- [GIVEN PROBLEM]: Each line that holds the word "tiền" should be returned.

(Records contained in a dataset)
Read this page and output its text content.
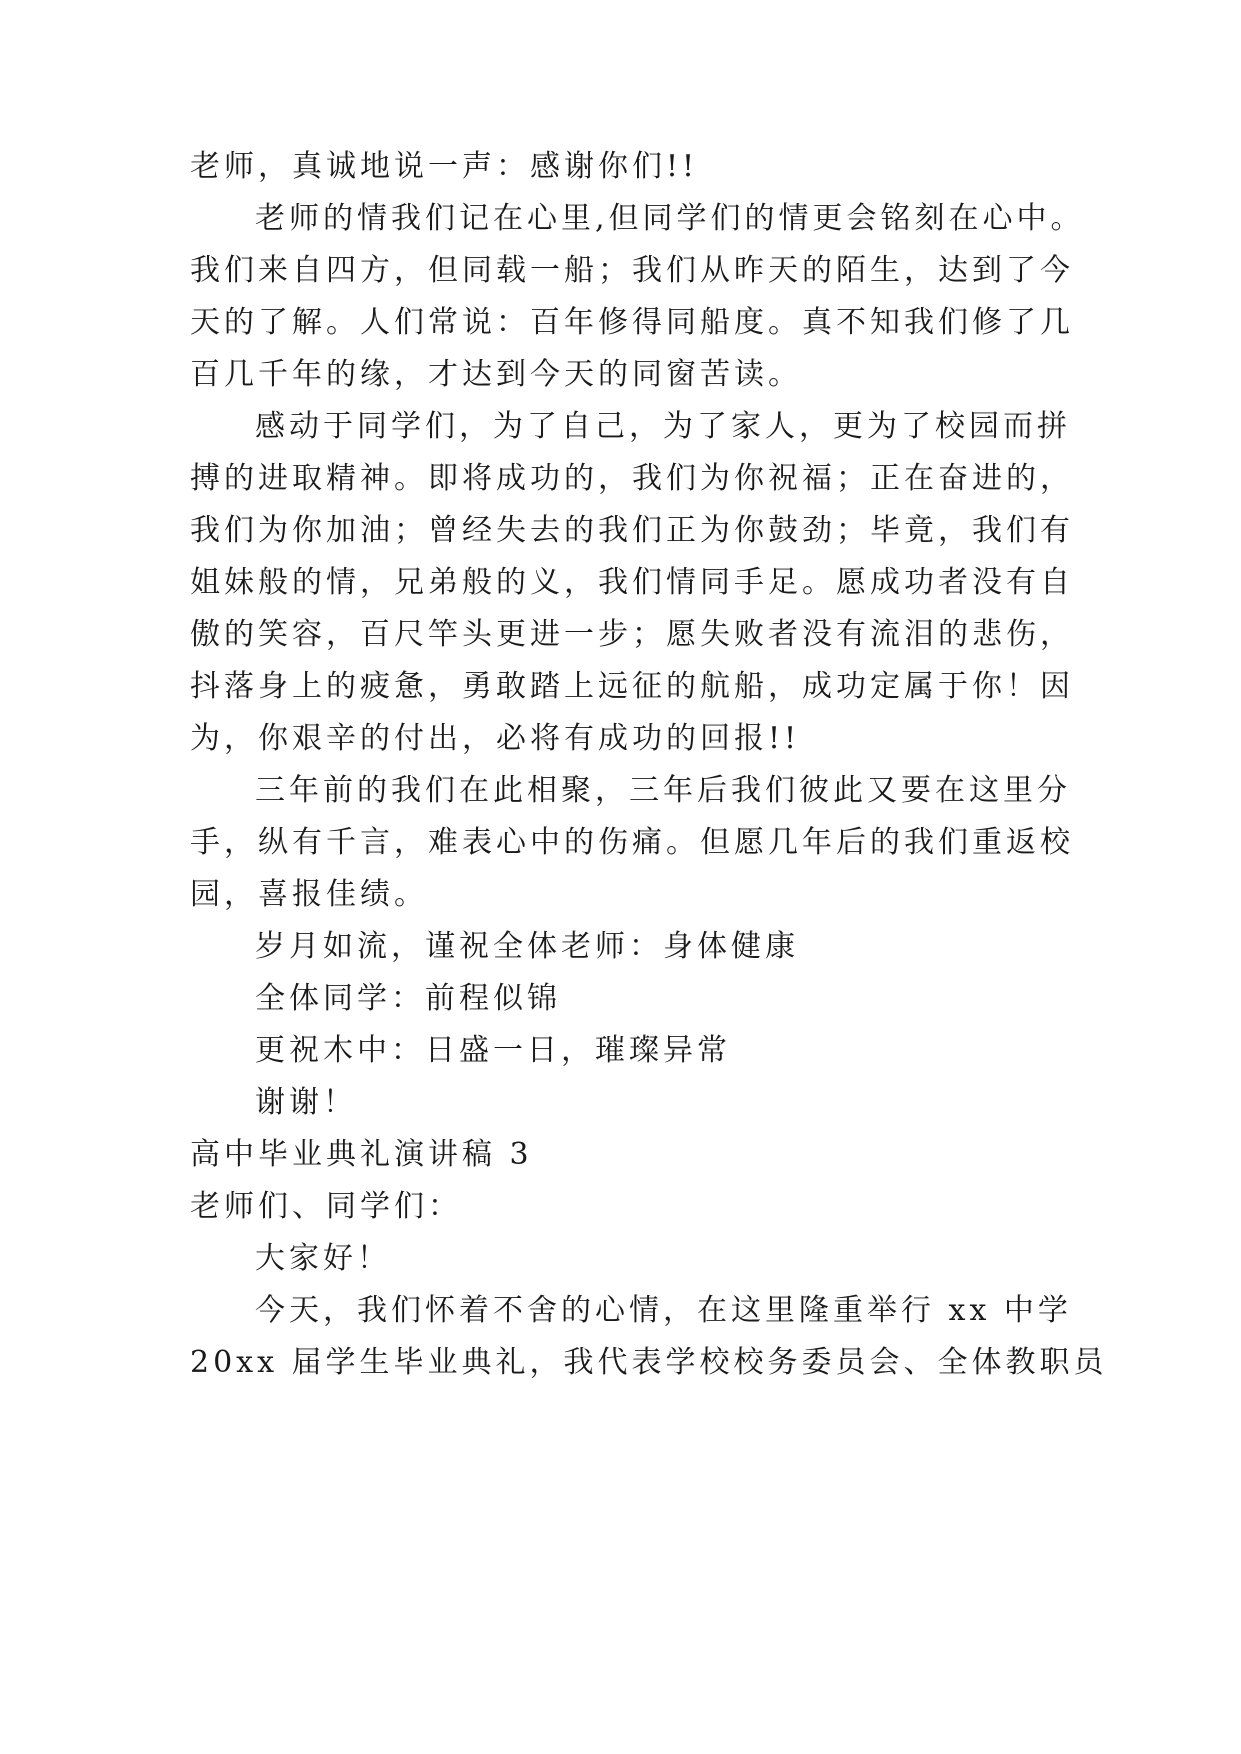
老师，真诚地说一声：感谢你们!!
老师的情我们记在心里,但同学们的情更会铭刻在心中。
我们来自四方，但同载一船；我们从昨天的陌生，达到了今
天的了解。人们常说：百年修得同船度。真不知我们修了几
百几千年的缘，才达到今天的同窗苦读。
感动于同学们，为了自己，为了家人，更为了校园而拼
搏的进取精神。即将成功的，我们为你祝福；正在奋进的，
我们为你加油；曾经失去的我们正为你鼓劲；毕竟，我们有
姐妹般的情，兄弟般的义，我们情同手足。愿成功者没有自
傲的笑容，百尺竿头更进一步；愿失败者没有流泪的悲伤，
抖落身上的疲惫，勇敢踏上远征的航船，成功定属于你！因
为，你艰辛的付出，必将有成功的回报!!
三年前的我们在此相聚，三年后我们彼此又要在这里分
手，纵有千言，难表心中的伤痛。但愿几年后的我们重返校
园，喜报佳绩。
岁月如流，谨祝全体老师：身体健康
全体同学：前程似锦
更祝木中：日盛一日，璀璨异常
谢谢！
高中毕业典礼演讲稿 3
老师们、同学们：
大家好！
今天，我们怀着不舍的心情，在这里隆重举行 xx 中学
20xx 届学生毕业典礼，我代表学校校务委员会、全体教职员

...

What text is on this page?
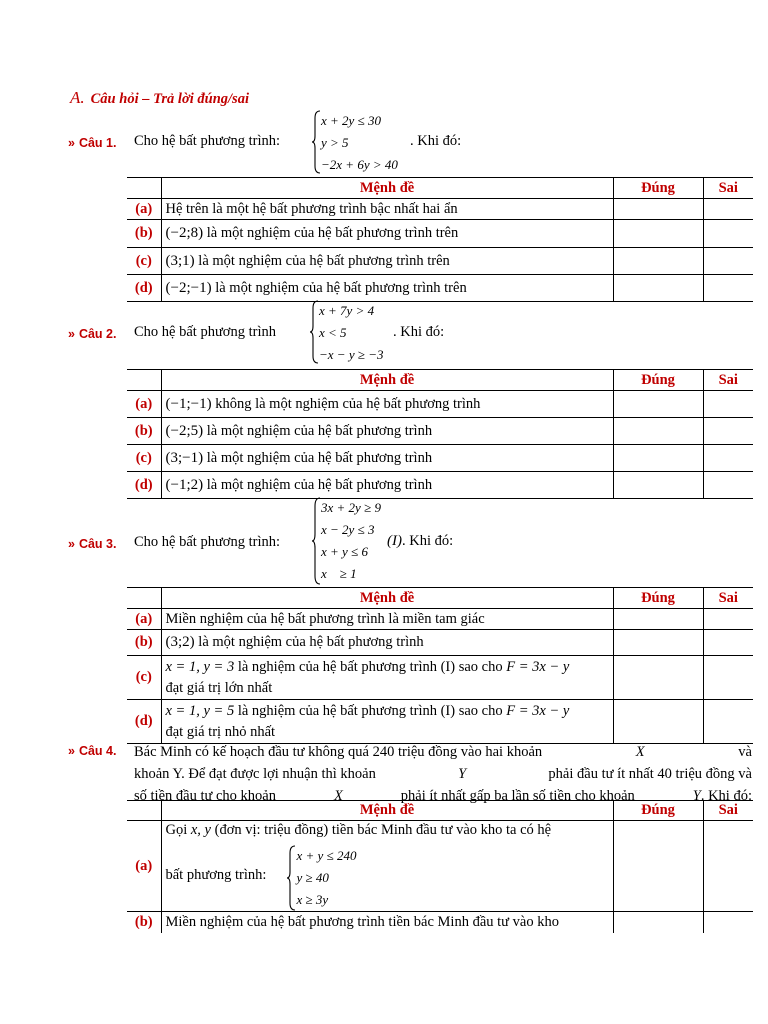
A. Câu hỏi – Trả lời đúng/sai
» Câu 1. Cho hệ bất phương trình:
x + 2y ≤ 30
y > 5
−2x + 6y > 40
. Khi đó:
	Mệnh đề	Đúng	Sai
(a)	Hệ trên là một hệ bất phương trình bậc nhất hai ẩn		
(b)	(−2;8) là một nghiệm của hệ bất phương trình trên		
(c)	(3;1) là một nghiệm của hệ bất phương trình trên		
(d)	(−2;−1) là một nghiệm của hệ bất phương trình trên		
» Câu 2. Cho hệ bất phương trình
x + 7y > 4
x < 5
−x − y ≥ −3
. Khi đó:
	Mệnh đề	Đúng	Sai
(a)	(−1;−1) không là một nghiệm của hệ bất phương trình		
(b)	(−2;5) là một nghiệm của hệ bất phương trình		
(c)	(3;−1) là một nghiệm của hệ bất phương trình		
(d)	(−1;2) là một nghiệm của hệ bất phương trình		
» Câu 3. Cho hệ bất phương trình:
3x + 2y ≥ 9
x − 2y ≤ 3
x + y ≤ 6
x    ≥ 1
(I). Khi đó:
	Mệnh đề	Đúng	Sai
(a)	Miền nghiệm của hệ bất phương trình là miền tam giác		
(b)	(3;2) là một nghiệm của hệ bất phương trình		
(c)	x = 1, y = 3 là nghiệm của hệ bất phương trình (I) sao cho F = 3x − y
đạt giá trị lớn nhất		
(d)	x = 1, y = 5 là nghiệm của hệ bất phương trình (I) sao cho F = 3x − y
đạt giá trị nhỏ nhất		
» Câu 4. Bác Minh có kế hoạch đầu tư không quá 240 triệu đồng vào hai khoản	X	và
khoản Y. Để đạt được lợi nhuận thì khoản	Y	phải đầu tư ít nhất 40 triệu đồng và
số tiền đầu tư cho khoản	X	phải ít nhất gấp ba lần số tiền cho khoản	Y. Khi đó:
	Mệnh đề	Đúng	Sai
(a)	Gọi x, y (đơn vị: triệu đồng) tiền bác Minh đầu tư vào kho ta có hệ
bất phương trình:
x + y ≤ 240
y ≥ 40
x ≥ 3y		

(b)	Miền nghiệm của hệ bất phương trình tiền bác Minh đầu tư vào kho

- [WRITTEN SOLUTION]:
số tiền đầu tư cho khoản	X	phải ít nhất gấp ba lần số tiền cho khoản	Y. Khi đó:
(a)	Gọi x, y (đơn vị: triệu đồng) tiền bác Minh đầu tư vào kho ta có hệ
(b)	Miền nghiệm của hệ bất phương trình tiền bác Minh đầu tư vào kho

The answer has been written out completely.